Set task:
Copy each line of the data below with the word "content".

Given records:
____

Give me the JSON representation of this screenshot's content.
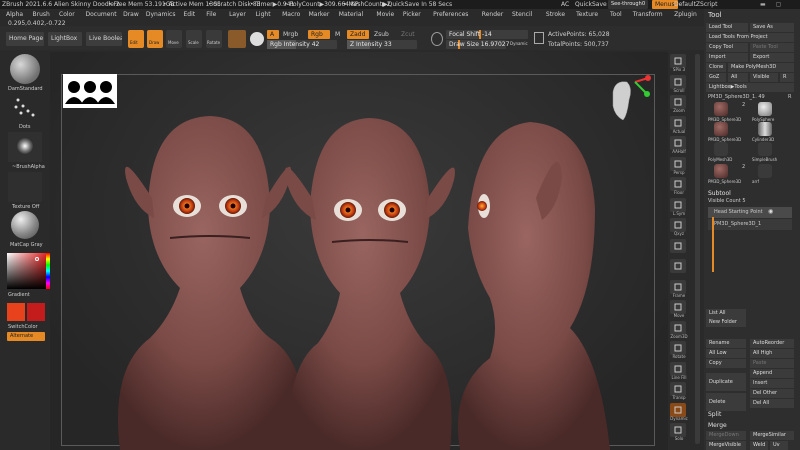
{
  "titlebar": {
    "app": "ZBrush 2021.6.6",
    "doc": "Alien Skinny Doodle 2",
    "free_mem": "• Free Mem 53.191GB",
    "active_mem": "• Active Mem 1305",
    "scratch": "• Scratch Disk 83",
    "timer": "• Timer▶0.941",
    "polycount": "• PolyCount▶309.664 KP",
    "meshcount": "• MeshCount▶2",
    "quicksave": "▶QuickSave In 58 Secs",
    "ac": "AC",
    "quicksave_btn": "QuickSave",
    "see_through": "See-through",
    "see_through_val": "0",
    "menus": "Menus",
    "default_script": "DefaultZScript"
  },
  "menubar": [
    "Alpha",
    "Brush",
    "Color",
    "Document",
    "Draw",
    "Dynamics",
    "Edit",
    "File",
    "Layer",
    "Light",
    "Macro",
    "Marker",
    "Material",
    "Movie",
    "Picker",
    "Preferences",
    "Render",
    "Stencil",
    "Stroke",
    "Texture",
    "Tool",
    "Transform",
    "Zplugin",
    "Zscript",
    "Help"
  ],
  "coords": "0.295,0.402,-0.722",
  "top": {
    "home_page": "Home Page",
    "lightbox": "LightBox",
    "live_boolean": "Live Boolean",
    "edit": "Edit",
    "draw": "Draw",
    "move": "Move",
    "scale": "Scale",
    "rotate": "Rotate",
    "a": "A",
    "mrgb": "Mrgb",
    "rgb": "Rgb",
    "m": "M",
    "zadd": "Zadd",
    "zsub": "Zsub",
    "zcut": "Zcut",
    "rgb_intensity": "Rgb Intensity 42",
    "rgb_intensity_value": 42,
    "z_intensity": "Z Intensity 33",
    "z_intensity_value": 33,
    "focal_shift": "Focal Shift -14",
    "draw_size": "Draw Size 16.97027",
    "dynamic": "Dynamic",
    "active_points": "ActivePoints: 65,028",
    "total_points": "TotalPoints: 500,737"
  },
  "left": {
    "brush": "DamStandard",
    "stroke": "Dots",
    "alpha": "~BrushAlpha",
    "texture": "Texture Off",
    "material": "MatCap Gray",
    "gradient": "Gradient",
    "switch_color": "SwitchColor",
    "alternate": "Alternate",
    "colors": {
      "primary": "#e8421c",
      "secondary": "#c41c1c"
    }
  },
  "right_shelf": [
    {
      "name": "spix-icon",
      "label": "SPix 3"
    },
    {
      "name": "scroll-icon",
      "label": "Scroll"
    },
    {
      "name": "zoom-icon",
      "label": "Zoom"
    },
    {
      "name": "actual-icon",
      "label": "Actual"
    },
    {
      "name": "aahalf-icon",
      "label": "AAHalf"
    },
    {
      "name": "persp-icon",
      "label": "Persp"
    },
    {
      "name": "floor-icon",
      "label": "Floor"
    },
    {
      "name": "local-icon",
      "label": "L.Sym"
    },
    {
      "name": "xyz-icon",
      "label": "Qxyz"
    },
    {
      "name": "y-icon",
      "label": ""
    },
    {
      "name": "z-icon",
      "label": ""
    },
    {
      "name": "frame-icon",
      "label": "Frame"
    },
    {
      "name": "move-icon",
      "label": "Move"
    },
    {
      "name": "zoom3d-icon",
      "label": "Zoom3D"
    },
    {
      "name": "rotate-icon",
      "label": "Rotate"
    },
    {
      "name": "linefill-icon",
      "label": "Line Fill"
    },
    {
      "name": "transp-icon",
      "label": "Transp"
    },
    {
      "name": "dynamic-icon",
      "label": "Dynamic"
    },
    {
      "name": "solo-icon",
      "label": "Solo"
    }
  ],
  "tool_panel": {
    "title": "Tool",
    "load_tool": "Load Tool",
    "save_as": "Save As",
    "load_from_project": "Load Tools From Project",
    "copy_tool": "Copy Tool",
    "paste_tool": "Paste Tool",
    "import": "Import",
    "export": "Export",
    "clone": "Clone",
    "make_polymesh": "Make PolyMesh3D",
    "goz": "GoZ",
    "all": "All",
    "visible": "Visible",
    "r": "R",
    "lightbox_tools": "Lightbox▶Tools",
    "current_tool": "PM3D_Sphere3D_1. 49",
    "r2": "R",
    "tools": [
      {
        "label": "PM3D_Sphere3D",
        "count": "2"
      },
      {
        "label": "PolySphere",
        "count": ""
      },
      {
        "label": "PM3D_Sphere3D",
        "count": ""
      },
      {
        "label": "Cylinder3D",
        "count": ""
      },
      {
        "label": "PolyMesh3D",
        "count": ""
      },
      {
        "label": "SimpleBrush",
        "count": ""
      },
      {
        "label": "PM3D_Sphere3D",
        "count": "2"
      },
      {
        "label": "arrf",
        "count": ""
      }
    ],
    "subtool": "Subtool",
    "visible_count": "Visible Count 5",
    "subtools": [
      {
        "label": "Head Starting Point"
      },
      {
        "label": "PM3D_Sphere3D_1"
      }
    ],
    "list_all": "List All",
    "new_folder": "New Folder",
    "rename": "Rename",
    "autoreorder": "AutoReorder",
    "all_low": "All Low",
    "all_high": "All High",
    "copy": "Copy",
    "paste": "Paste",
    "append": "Append",
    "duplicate": "Duplicate",
    "insert": "Insert",
    "delete": "Delete",
    "del_other": "Del Other",
    "del_all": "Del All",
    "split": "Split",
    "merge": "Merge",
    "merge_down": "MergeDown",
    "merge_similar": "MergeSimilar",
    "merge_visible": "MergeVisible",
    "weld": "Weld",
    "uv": "Uv"
  }
}
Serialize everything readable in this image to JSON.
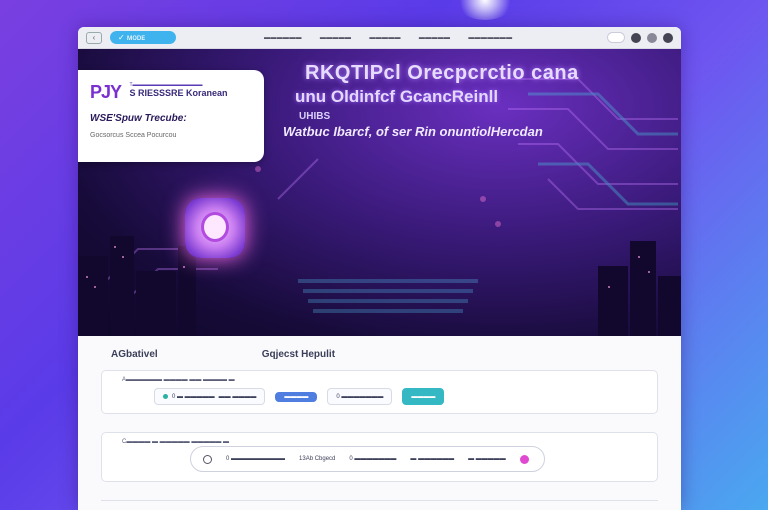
{
  "browser": {
    "address": "✓ ᴍᴏᴅᴇ",
    "back_label": "‹",
    "tabs": [
      "▬▬▬▬▬▬",
      "▬▬▬▬▬",
      "▬▬▬▬▬",
      "▬▬▬▬▬",
      "▬▬▬▬▬▬▬"
    ],
    "controls": [
      "",
      "●",
      "●",
      "●"
    ]
  },
  "hero": {
    "title": "RKQTIPcl Orecpcrctio cana",
    "subtitle": "unu Oldinfcf GcancReinll",
    "small_label": "UHIBS",
    "tagline": "Watbuc Ibarcf, of ser Rin onuntiolHercdan",
    "caption": "▬ ▬▬ ▬▬▬▬▬▬▬▬ ▬▬ ▬▬ ▬▬▬▬"
  },
  "card": {
    "logo": "PJY",
    "tag_small": "T▬▬▬▬▬▬▬▬▬▬▬▬▬▬",
    "tag_big": "S RIESSSRE Koranean",
    "line": "WSE'Spuw Trecube:",
    "sub": "Gocsorcus Sccea Pocurcou"
  },
  "content": {
    "label_left": "AGbativel",
    "label_right": "Gqjecst Hepulit",
    "panel1": {
      "title": "A▬▬▬▬▬▬ ▬▬▬▬ ▬▬ ▬▬▬▬ ▬",
      "chips": [
        "0 ▬ ▬▬▬▬▬",
        "▬▬ ▬▬▬▬",
        "▬▬▬▬",
        "0 ▬▬▬▬▬▬▬",
        "▬▬▬▬"
      ]
    },
    "panel2": {
      "title": "C▬▬▬▬ ▬ ▬▬▬▬▬ ▬▬▬▬▬ ▬",
      "items": [
        "0 ▬▬▬▬▬▬▬▬▬",
        "13Ab Cbgecd",
        "0 ▬▬▬▬▬▬▬",
        "▬ ▬▬▬▬▬▬",
        "▬ ▬▬▬▬▬"
      ]
    }
  },
  "colors": {
    "accent": "#3fb3ee",
    "brand": "#7a2fd0",
    "bg_gradient_start": "#7a3fe0",
    "bg_gradient_end": "#4aa8f0"
  }
}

____

Written solution:
Give me the JSON representation of this screenshot's content.
  "content": {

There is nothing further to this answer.